Consider the data that follows and state how many lines contain the string "screenshot", using the number alone.
========================================
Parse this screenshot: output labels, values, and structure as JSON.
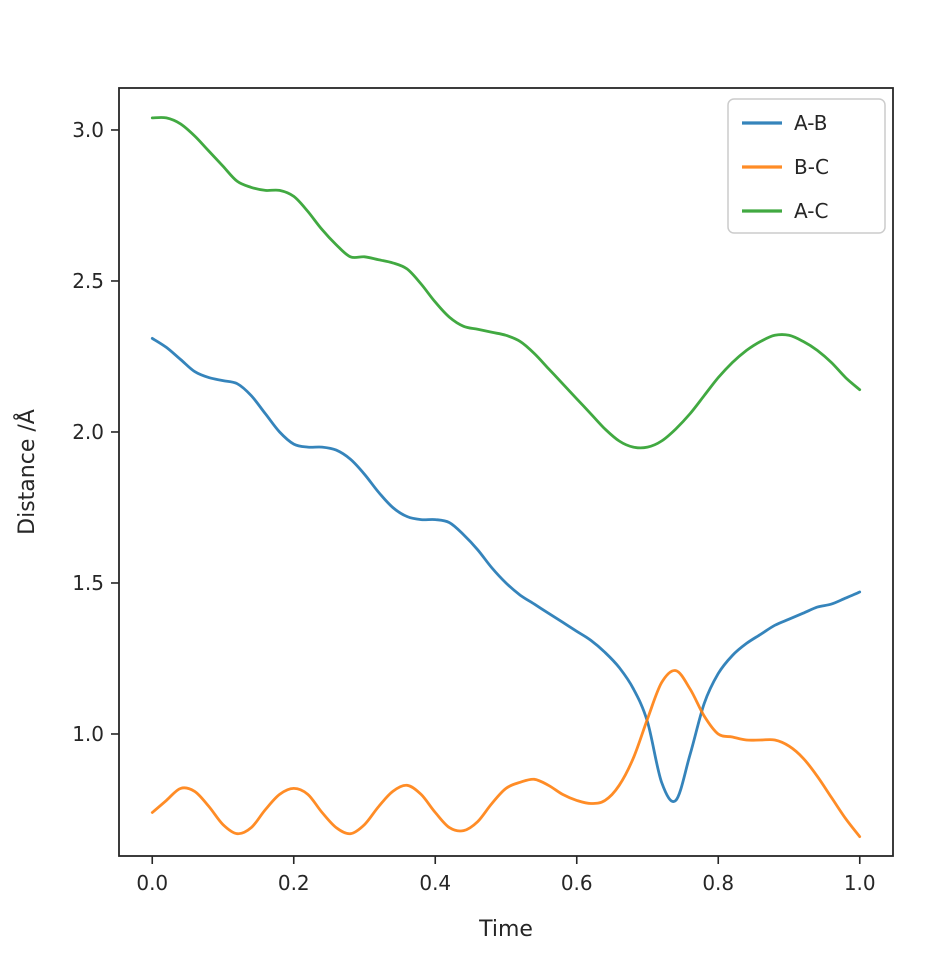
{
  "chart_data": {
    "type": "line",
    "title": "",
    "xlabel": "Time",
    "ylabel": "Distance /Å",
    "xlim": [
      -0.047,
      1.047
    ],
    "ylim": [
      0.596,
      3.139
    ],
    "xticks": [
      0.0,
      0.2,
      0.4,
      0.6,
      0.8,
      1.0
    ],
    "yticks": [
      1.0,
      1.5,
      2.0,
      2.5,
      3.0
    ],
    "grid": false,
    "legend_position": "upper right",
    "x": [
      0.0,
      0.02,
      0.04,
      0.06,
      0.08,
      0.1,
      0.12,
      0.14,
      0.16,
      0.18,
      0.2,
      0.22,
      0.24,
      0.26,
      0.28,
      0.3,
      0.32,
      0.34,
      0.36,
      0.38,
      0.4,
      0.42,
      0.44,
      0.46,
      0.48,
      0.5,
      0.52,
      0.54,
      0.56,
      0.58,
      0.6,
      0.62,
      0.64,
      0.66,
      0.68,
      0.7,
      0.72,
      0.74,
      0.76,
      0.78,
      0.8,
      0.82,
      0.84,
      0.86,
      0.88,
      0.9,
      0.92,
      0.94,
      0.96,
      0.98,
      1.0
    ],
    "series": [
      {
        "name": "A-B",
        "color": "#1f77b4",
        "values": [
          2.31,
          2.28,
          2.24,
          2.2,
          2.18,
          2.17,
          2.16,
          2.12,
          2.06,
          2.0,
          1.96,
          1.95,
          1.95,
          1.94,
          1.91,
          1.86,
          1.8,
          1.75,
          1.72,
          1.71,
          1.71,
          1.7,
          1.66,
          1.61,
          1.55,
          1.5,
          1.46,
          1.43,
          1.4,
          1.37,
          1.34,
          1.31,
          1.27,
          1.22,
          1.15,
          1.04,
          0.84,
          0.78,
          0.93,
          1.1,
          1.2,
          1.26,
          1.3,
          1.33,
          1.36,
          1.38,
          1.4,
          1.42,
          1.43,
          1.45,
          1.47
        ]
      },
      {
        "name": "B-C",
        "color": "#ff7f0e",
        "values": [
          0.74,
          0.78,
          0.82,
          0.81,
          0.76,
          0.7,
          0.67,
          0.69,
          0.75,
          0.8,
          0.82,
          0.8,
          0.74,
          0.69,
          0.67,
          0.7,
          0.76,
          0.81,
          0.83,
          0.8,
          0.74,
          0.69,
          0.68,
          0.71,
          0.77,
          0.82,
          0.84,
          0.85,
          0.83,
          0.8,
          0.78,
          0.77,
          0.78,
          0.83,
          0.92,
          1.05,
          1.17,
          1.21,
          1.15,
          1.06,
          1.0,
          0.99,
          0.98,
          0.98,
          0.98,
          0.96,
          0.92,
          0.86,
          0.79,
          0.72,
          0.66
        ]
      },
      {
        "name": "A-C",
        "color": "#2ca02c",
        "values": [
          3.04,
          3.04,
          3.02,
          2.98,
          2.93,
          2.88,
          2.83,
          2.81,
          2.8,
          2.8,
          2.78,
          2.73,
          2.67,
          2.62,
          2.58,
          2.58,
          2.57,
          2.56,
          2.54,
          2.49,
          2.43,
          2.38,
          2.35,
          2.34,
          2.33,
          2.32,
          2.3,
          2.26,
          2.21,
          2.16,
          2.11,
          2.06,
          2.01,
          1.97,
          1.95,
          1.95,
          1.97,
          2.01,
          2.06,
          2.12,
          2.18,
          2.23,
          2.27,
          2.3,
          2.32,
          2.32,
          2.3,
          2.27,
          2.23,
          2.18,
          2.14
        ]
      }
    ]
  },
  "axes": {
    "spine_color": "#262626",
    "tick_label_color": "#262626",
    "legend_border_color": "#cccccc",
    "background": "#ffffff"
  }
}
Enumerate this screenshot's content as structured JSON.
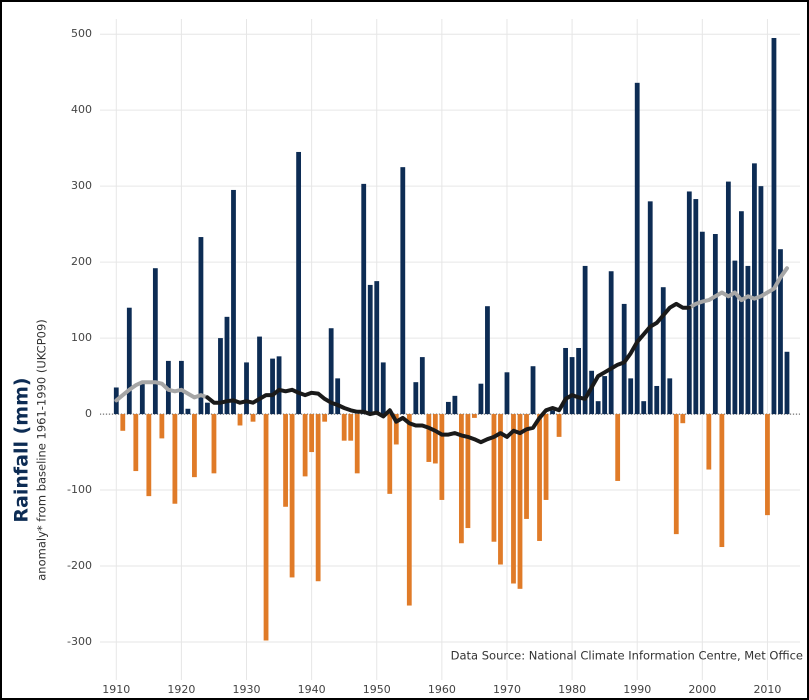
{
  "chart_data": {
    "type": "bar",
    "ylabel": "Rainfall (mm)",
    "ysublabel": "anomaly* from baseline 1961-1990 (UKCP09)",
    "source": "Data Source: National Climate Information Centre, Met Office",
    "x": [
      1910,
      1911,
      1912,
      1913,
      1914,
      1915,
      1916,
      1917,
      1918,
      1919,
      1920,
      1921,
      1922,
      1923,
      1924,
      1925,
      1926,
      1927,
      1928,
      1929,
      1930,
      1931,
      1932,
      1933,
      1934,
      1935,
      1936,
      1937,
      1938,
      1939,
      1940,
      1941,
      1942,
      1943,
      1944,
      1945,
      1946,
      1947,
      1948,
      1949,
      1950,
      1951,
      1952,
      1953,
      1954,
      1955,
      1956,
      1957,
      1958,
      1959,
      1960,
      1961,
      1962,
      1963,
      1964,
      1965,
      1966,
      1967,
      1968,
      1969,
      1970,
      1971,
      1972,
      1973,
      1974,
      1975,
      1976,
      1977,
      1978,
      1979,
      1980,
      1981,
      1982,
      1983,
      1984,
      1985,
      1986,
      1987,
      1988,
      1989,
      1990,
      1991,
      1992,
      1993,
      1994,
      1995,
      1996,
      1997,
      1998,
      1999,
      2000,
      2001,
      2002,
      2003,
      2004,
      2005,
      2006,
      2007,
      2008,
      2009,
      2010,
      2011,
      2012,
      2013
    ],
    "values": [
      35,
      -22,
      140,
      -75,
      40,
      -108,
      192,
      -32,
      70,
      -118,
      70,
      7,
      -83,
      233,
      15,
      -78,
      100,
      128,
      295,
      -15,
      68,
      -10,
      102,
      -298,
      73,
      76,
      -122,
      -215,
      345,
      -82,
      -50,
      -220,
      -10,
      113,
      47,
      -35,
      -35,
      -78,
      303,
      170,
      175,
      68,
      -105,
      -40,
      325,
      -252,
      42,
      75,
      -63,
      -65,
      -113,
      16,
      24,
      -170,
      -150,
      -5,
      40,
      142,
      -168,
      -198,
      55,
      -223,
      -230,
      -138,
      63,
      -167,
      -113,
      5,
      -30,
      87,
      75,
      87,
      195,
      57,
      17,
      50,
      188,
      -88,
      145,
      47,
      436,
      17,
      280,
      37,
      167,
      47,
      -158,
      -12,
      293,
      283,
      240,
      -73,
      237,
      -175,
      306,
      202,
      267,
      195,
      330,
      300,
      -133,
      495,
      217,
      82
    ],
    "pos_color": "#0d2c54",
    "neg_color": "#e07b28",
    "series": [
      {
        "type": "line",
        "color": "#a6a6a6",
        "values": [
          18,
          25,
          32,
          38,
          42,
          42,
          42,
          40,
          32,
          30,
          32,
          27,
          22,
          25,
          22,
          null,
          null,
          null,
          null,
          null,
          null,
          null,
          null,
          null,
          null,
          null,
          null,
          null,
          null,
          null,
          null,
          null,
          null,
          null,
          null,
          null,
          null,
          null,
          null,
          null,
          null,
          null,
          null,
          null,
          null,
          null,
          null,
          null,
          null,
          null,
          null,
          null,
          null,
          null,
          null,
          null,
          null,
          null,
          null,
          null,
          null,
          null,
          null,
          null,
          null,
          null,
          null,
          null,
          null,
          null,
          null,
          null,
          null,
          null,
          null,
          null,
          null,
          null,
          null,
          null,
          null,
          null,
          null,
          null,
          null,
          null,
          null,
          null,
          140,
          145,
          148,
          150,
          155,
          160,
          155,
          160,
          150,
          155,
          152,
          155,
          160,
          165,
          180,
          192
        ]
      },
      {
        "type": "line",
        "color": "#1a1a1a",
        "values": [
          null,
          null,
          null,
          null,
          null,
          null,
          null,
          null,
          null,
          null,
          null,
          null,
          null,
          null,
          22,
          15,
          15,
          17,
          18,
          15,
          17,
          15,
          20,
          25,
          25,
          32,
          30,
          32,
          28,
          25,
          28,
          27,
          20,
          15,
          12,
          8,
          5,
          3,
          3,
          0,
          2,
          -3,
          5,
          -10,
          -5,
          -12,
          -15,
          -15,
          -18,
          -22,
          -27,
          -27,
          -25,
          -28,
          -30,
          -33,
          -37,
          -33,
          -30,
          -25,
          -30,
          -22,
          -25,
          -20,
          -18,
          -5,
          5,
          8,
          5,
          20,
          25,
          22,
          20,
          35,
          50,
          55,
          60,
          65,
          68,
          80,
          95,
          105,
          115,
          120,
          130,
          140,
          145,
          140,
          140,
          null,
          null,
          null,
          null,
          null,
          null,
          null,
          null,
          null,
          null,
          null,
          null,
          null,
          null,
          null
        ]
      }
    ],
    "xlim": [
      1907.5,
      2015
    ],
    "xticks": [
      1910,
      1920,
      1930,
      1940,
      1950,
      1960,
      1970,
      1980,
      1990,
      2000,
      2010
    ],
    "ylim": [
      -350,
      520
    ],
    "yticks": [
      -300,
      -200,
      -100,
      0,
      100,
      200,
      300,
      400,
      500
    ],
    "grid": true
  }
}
========================================
• Written response
2